**Set task**
Each line that holds the string "screenshot" counts once; say how many such lines there are and add nothing.

**Supplied material**
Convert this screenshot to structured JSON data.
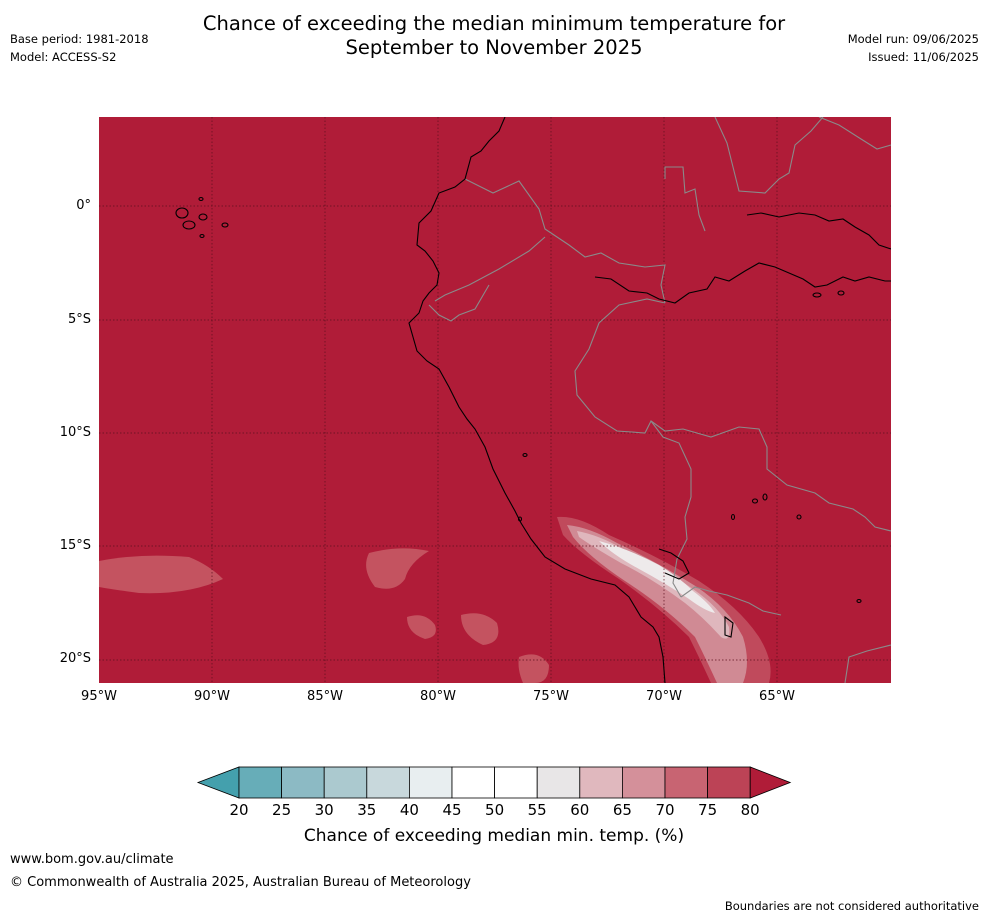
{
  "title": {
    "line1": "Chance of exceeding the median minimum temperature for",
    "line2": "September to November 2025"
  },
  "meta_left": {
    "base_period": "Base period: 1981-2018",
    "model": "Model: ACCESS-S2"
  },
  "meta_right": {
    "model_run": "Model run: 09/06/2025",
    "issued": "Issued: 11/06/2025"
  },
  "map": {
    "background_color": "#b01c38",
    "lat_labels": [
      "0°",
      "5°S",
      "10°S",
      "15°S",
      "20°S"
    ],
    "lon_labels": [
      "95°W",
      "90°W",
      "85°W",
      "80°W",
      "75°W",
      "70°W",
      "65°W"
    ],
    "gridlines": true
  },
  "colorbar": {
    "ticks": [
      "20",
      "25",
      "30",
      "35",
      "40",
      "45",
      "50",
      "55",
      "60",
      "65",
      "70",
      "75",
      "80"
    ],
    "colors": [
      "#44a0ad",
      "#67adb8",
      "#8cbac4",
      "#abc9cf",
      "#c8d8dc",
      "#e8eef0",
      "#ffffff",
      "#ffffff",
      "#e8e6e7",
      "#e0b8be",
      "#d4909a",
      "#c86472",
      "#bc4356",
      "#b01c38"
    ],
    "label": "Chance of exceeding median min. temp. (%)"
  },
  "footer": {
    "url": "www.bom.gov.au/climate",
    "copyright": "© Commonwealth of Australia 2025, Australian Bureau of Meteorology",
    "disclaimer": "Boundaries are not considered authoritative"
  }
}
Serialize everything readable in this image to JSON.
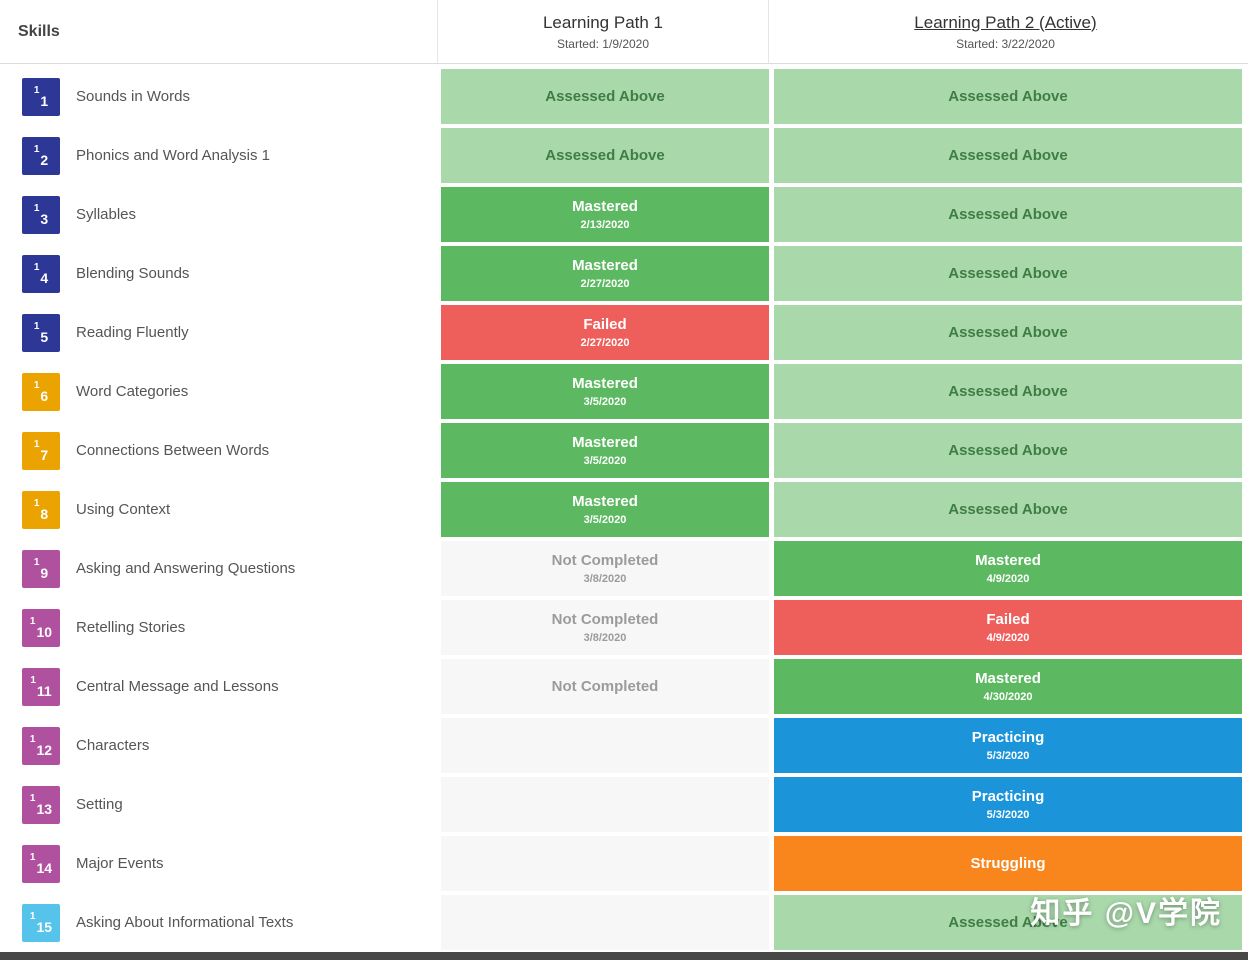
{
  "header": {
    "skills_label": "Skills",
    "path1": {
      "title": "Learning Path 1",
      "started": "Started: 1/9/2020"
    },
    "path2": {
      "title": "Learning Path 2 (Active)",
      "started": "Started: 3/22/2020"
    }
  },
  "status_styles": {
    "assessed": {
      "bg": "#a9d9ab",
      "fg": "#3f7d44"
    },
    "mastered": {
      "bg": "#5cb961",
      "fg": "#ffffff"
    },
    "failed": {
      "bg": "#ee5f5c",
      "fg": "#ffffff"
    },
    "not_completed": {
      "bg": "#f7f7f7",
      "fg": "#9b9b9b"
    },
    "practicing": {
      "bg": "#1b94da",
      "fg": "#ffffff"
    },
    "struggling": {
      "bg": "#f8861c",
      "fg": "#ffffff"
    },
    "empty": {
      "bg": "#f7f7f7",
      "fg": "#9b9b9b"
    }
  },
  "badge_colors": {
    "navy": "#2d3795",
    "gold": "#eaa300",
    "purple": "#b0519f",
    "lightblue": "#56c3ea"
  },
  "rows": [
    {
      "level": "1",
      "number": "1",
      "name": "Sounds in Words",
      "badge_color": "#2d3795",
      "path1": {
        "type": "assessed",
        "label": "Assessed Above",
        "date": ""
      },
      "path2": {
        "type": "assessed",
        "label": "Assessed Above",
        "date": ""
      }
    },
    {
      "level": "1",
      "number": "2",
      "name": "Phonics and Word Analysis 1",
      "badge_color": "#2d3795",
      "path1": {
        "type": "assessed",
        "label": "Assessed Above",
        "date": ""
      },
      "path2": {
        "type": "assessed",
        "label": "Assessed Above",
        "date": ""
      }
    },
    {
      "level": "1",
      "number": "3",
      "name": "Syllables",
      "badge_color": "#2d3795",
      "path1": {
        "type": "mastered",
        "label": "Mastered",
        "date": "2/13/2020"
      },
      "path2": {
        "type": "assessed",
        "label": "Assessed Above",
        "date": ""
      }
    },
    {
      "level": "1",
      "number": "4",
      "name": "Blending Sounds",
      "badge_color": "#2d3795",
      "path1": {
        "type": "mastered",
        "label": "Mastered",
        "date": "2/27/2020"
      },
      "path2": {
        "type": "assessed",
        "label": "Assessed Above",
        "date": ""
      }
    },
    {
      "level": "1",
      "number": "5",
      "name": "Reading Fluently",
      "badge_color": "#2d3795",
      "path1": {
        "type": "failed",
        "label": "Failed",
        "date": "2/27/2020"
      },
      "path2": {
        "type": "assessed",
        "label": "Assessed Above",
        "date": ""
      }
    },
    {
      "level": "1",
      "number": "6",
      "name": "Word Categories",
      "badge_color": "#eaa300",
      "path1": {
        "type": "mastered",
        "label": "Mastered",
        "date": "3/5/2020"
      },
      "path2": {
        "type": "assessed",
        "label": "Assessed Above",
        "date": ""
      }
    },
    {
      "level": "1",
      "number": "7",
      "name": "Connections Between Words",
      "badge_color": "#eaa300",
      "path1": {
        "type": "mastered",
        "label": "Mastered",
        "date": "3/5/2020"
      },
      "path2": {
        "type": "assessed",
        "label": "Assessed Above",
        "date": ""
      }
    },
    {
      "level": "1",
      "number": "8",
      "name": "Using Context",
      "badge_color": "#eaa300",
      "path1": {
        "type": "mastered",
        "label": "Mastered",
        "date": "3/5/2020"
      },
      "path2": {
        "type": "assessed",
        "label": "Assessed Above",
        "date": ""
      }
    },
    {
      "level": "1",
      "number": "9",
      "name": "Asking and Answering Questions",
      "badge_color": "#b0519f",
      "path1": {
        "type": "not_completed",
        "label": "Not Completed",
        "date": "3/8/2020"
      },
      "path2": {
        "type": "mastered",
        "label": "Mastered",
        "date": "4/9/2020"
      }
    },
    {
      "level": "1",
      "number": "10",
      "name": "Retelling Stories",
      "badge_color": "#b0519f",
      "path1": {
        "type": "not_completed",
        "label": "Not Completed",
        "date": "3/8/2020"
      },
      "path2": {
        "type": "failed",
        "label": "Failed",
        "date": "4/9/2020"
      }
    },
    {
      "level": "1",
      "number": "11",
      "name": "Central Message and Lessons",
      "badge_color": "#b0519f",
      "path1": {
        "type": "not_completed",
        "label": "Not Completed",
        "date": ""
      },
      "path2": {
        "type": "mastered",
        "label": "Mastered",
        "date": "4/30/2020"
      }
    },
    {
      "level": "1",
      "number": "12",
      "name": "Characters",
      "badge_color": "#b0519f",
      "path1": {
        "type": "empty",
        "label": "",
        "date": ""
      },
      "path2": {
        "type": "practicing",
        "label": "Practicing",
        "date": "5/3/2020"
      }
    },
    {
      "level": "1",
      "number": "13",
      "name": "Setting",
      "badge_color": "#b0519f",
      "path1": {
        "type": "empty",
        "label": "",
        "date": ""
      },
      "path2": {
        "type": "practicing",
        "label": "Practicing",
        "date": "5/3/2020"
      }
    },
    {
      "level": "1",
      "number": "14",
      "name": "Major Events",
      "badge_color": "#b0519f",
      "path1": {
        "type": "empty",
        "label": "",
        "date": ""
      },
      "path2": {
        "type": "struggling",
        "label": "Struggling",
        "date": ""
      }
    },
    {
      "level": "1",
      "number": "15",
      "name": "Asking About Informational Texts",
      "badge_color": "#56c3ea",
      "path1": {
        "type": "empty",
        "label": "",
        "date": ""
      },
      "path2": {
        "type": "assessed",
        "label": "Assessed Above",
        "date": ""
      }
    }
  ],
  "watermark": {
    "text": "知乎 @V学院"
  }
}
==
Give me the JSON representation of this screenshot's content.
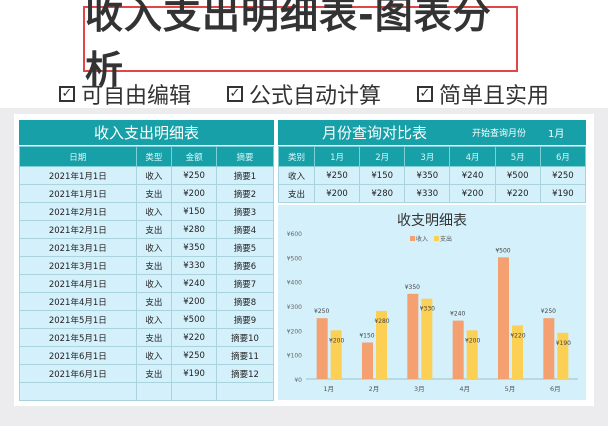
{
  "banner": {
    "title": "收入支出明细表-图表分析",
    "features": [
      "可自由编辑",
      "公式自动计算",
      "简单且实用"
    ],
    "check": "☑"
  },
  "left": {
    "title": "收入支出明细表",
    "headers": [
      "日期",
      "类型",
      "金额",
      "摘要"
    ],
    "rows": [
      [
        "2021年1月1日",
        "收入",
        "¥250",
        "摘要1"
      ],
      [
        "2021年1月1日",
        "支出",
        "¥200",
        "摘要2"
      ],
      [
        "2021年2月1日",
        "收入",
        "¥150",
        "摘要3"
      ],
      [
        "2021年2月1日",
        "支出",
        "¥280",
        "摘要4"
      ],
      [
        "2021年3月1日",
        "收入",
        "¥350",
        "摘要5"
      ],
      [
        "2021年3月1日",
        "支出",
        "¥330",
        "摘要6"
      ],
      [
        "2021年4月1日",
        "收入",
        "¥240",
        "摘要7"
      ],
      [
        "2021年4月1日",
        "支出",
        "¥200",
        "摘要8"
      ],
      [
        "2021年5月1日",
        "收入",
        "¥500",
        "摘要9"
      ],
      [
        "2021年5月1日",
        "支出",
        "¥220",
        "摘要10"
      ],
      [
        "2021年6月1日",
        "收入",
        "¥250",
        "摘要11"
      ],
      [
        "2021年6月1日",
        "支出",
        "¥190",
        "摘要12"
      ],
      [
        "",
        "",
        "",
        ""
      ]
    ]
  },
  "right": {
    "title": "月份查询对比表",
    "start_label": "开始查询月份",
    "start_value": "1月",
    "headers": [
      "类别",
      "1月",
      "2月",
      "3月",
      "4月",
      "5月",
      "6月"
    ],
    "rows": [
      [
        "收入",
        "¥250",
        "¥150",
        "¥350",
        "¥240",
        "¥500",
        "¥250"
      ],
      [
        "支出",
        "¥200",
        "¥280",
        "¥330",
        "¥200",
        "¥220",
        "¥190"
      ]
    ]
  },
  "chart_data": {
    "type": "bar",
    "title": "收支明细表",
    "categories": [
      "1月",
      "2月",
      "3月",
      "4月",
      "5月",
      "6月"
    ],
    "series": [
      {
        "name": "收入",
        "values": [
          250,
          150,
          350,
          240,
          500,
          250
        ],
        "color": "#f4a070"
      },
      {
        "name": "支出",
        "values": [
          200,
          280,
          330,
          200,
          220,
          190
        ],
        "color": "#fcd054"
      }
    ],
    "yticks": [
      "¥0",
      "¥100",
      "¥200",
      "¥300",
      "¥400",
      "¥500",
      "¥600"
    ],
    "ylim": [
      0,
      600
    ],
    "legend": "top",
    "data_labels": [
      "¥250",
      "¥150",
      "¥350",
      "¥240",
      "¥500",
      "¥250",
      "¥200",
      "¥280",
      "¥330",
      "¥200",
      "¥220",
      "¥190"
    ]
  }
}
...
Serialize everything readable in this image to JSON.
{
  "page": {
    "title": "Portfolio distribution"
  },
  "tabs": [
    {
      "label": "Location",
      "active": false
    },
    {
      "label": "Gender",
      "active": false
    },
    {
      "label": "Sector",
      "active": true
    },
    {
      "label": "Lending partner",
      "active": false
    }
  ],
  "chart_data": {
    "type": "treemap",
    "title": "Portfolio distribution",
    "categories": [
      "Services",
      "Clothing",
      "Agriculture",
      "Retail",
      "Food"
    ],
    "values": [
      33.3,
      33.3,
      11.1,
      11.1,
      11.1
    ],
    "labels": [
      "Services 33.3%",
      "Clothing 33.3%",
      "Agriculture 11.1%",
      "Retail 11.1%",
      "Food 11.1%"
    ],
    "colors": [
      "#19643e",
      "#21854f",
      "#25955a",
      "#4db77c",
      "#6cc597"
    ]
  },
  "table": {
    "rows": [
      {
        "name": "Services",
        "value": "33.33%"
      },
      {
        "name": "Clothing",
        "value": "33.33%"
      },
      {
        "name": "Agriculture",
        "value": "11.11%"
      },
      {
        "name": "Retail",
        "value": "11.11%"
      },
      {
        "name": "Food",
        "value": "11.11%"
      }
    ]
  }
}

**Solution for this exercise**
2